> [Stated task]: Take the entries below and reproduce them word for word.

> [Data supplied]:
--------------------------------------------------
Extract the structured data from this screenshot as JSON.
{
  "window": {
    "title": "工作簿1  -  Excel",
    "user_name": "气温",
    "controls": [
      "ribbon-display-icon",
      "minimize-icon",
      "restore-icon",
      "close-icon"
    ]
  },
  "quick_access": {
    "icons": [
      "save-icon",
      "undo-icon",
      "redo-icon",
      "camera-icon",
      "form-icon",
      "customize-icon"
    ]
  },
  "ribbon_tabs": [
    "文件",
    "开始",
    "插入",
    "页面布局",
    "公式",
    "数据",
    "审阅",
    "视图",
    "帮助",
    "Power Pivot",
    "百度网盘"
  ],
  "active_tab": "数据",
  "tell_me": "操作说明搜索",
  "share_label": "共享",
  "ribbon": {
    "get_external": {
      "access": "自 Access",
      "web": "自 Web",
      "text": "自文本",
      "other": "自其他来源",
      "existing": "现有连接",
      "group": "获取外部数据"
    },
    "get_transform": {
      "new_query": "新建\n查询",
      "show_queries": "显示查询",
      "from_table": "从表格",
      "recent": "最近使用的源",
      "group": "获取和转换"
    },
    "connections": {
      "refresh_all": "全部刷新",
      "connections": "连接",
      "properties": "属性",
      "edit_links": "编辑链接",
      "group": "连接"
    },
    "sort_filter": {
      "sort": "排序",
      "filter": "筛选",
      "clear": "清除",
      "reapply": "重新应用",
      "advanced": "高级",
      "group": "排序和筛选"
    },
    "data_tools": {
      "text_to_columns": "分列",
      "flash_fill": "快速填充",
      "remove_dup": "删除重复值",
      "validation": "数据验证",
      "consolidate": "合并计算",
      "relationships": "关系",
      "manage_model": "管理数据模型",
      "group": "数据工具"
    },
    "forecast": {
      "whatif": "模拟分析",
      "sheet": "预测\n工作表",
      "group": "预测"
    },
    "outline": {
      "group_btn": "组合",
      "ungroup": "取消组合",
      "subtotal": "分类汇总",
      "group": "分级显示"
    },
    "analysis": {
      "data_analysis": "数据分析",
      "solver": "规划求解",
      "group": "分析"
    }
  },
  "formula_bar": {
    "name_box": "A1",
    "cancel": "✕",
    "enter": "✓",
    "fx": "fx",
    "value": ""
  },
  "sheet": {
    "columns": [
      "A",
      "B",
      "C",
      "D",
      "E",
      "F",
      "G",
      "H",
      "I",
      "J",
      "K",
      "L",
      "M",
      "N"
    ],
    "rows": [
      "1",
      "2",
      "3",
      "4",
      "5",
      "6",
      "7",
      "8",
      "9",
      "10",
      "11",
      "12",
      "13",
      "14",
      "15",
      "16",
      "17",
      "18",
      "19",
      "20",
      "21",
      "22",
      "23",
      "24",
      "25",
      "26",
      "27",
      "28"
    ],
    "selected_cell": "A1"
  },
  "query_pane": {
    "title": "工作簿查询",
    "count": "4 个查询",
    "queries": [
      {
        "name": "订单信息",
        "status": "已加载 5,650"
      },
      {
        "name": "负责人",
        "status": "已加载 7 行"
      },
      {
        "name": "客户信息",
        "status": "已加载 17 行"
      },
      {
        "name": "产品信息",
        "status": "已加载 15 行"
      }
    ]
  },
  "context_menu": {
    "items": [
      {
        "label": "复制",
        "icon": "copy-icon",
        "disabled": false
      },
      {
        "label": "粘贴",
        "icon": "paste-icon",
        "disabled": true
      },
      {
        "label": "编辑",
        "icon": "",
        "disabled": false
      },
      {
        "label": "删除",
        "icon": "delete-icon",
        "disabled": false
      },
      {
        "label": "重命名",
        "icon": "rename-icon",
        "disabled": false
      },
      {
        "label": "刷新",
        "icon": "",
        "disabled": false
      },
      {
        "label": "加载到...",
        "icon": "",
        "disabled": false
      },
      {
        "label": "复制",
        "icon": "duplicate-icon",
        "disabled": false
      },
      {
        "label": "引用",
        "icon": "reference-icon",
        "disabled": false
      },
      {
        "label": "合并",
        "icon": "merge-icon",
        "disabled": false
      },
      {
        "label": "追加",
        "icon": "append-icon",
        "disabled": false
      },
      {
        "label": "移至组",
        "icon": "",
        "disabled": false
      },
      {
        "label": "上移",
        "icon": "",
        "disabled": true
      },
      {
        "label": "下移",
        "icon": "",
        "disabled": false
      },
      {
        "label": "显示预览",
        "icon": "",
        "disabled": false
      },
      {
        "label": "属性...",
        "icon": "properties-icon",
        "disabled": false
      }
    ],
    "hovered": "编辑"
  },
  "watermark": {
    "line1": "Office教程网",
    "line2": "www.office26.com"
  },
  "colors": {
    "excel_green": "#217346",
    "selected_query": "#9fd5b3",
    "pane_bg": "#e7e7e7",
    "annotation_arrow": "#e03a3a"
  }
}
--------------------------------------------------
> [Response to the exercise]:
Extract the structured data from this screenshot as JSON.
{
  "window": {
    "title": "工作簿1  -  Excel",
    "user_name": "气温",
    "controls": [
      "ribbon-display-icon",
      "minimize-icon",
      "restore-icon",
      "close-icon"
    ]
  },
  "quick_access": {
    "icons": [
      "save-icon",
      "undo-icon",
      "redo-icon",
      "camera-icon",
      "form-icon",
      "customize-icon"
    ]
  },
  "ribbon_tabs": [
    "文件",
    "开始",
    "插入",
    "页面布局",
    "公式",
    "数据",
    "审阅",
    "视图",
    "帮助",
    "Power Pivot",
    "百度网盘"
  ],
  "active_tab": "数据",
  "tell_me": "操作说明搜索",
  "share_label": "共享",
  "ribbon": {
    "get_external": {
      "access": "自 Access",
      "web": "自 Web",
      "text": "自文本",
      "other": "自其他来源",
      "existing": "现有连接",
      "group": "获取外部数据"
    },
    "get_transform": {
      "new_query": "新建\n查询",
      "show_queries": "显示查询",
      "from_table": "从表格",
      "recent": "最近使用的源",
      "group": "获取和转换"
    },
    "connections": {
      "refresh_all": "全部刷新",
      "connections": "连接",
      "properties": "属性",
      "edit_links": "编辑链接",
      "group": "连接"
    },
    "sort_filter": {
      "sort": "排序",
      "filter": "筛选",
      "clear": "清除",
      "reapply": "重新应用",
      "advanced": "高级",
      "group": "排序和筛选"
    },
    "data_tools": {
      "text_to_columns": "分列",
      "flash_fill": "快速填充",
      "remove_dup": "删除重复值",
      "validation": "数据验证",
      "consolidate": "合并计算",
      "relationships": "关系",
      "manage_model": "管理数据模型",
      "group": "数据工具"
    },
    "forecast": {
      "whatif": "模拟分析",
      "sheet": "预测\n工作表",
      "group": "预测"
    },
    "outline": {
      "group_btn": "组合",
      "ungroup": "取消组合",
      "subtotal": "分类汇总",
      "group": "分级显示"
    },
    "analysis": {
      "data_analysis": "数据分析",
      "solver": "规划求解",
      "group": "分析"
    }
  },
  "formula_bar": {
    "name_box": "A1",
    "cancel": "✕",
    "enter": "✓",
    "fx": "fx",
    "value": ""
  },
  "sheet": {
    "columns": [
      "A",
      "B",
      "C",
      "D",
      "E",
      "F",
      "G",
      "H",
      "I",
      "J",
      "K",
      "L",
      "M",
      "N"
    ],
    "rows": [
      "1",
      "2",
      "3",
      "4",
      "5",
      "6",
      "7",
      "8",
      "9",
      "10",
      "11",
      "12",
      "13",
      "14",
      "15",
      "16",
      "17",
      "18",
      "19",
      "20",
      "21",
      "22",
      "23",
      "24",
      "25",
      "26",
      "27",
      "28"
    ],
    "selected_cell": "A1"
  },
  "query_pane": {
    "title": "工作簿查询",
    "count": "4 个查询",
    "queries": [
      {
        "name": "订单信息",
        "status": "已加载 5,650"
      },
      {
        "name": "负责人",
        "status": "已加载 7 行"
      },
      {
        "name": "客户信息",
        "status": "已加载 17 行"
      },
      {
        "name": "产品信息",
        "status": "已加载 15 行"
      }
    ]
  },
  "context_menu": {
    "items": [
      {
        "label": "复制",
        "icon": "copy-icon",
        "disabled": false
      },
      {
        "label": "粘贴",
        "icon": "paste-icon",
        "disabled": true
      },
      {
        "label": "编辑",
        "icon": "",
        "disabled": false
      },
      {
        "label": "删除",
        "icon": "delete-icon",
        "disabled": false
      },
      {
        "label": "重命名",
        "icon": "rename-icon",
        "disabled": false
      },
      {
        "label": "刷新",
        "icon": "",
        "disabled": false
      },
      {
        "label": "加载到...",
        "icon": "",
        "disabled": false
      },
      {
        "label": "复制",
        "icon": "duplicate-icon",
        "disabled": false
      },
      {
        "label": "引用",
        "icon": "reference-icon",
        "disabled": false
      },
      {
        "label": "合并",
        "icon": "merge-icon",
        "disabled": false
      },
      {
        "label": "追加",
        "icon": "append-icon",
        "disabled": false
      },
      {
        "label": "移至组",
        "icon": "",
        "disabled": false
      },
      {
        "label": "上移",
        "icon": "",
        "disabled": true
      },
      {
        "label": "下移",
        "icon": "",
        "disabled": false
      },
      {
        "label": "显示预览",
        "icon": "",
        "disabled": false
      },
      {
        "label": "属性...",
        "icon": "properties-icon",
        "disabled": false
      }
    ],
    "hovered": "编辑"
  },
  "watermark": {
    "line1": "Office教程网",
    "line2": "www.office26.com"
  },
  "colors": {
    "excel_green": "#217346",
    "selected_query": "#9fd5b3",
    "pane_bg": "#e7e7e7",
    "annotation_arrow": "#e03a3a"
  }
}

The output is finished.